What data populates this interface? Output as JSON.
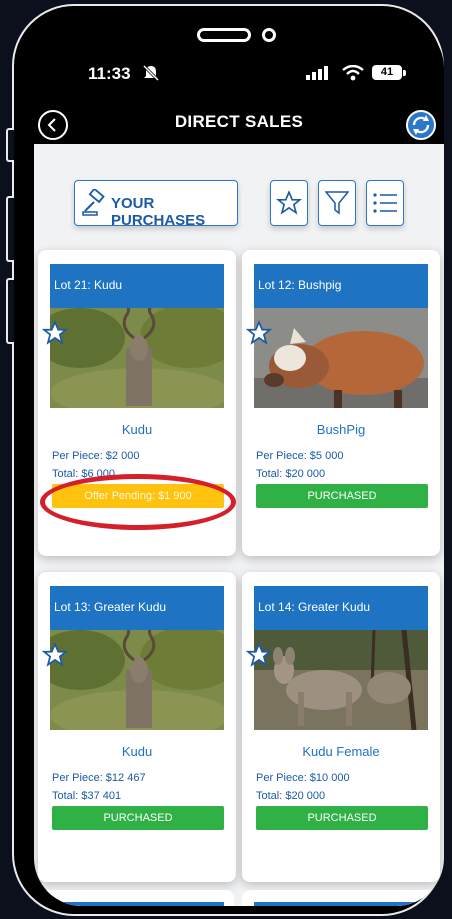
{
  "status_bar": {
    "time": "11:33",
    "battery": "41"
  },
  "header": {
    "title": "DIRECT SALES"
  },
  "toolbar": {
    "purchases_label": "YOUR PURCHASES"
  },
  "colors": {
    "brand_blue": "#1e73c2",
    "purchased_green": "#2fb145",
    "pending_yellow": "#ffc20e",
    "highlight_red": "#d4202a"
  },
  "lots": [
    {
      "title": "Lot 21: Kudu",
      "name": "Kudu",
      "per_piece": "Per Piece: $2 000",
      "total": "Total: $6 000",
      "status": "Offer Pending: $1 900",
      "image": "kudu-bull-photo"
    },
    {
      "title": "Lot 12: Bushpig",
      "name": "BushPig",
      "per_piece": "Per Piece: $5 000",
      "total": "Total: $20 000",
      "status": "PURCHASED",
      "image": "bushpig-photo"
    },
    {
      "title": "Lot 13: Greater Kudu",
      "name": "Kudu",
      "per_piece": "Per Piece: $12 467",
      "total": "Total: $37 401",
      "status": "PURCHASED",
      "image": "kudu-bull-photo"
    },
    {
      "title": "Lot 14: Greater Kudu",
      "name": "Kudu Female",
      "per_piece": "Per Piece: $10 000",
      "total": "Total: $20 000",
      "status": "PURCHASED",
      "image": "kudu-female-photo"
    }
  ]
}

# # # #

SET PROBLEM – Output a faithful copy of the data, with each picture left out.

RESPONSE TO THE TASK –
What data populates this interface? Output as JSON.
{
  "status_bar": {
    "time": "11:33",
    "battery": "41"
  },
  "header": {
    "title": "DIRECT SALES"
  },
  "toolbar": {
    "purchases_label": "YOUR PURCHASES"
  },
  "colors": {
    "brand_blue": "#1e73c2",
    "purchased_green": "#2fb145",
    "pending_yellow": "#ffc20e",
    "highlight_red": "#d4202a"
  },
  "lots": [
    {
      "title": "Lot 21: Kudu",
      "name": "Kudu",
      "per_piece": "Per Piece: $2 000",
      "total": "Total: $6 000",
      "status": "Offer Pending: $1 900",
      "image": "kudu-bull-photo"
    },
    {
      "title": "Lot 12: Bushpig",
      "name": "BushPig",
      "per_piece": "Per Piece: $5 000",
      "total": "Total: $20 000",
      "status": "PURCHASED",
      "image": "bushpig-photo"
    },
    {
      "title": "Lot 13: Greater Kudu",
      "name": "Kudu",
      "per_piece": "Per Piece: $12 467",
      "total": "Total: $37 401",
      "status": "PURCHASED",
      "image": "kudu-bull-photo"
    },
    {
      "title": "Lot 14: Greater Kudu",
      "name": "Kudu Female",
      "per_piece": "Per Piece: $10 000",
      "total": "Total: $20 000",
      "status": "PURCHASED",
      "image": "kudu-female-photo"
    }
  ]
}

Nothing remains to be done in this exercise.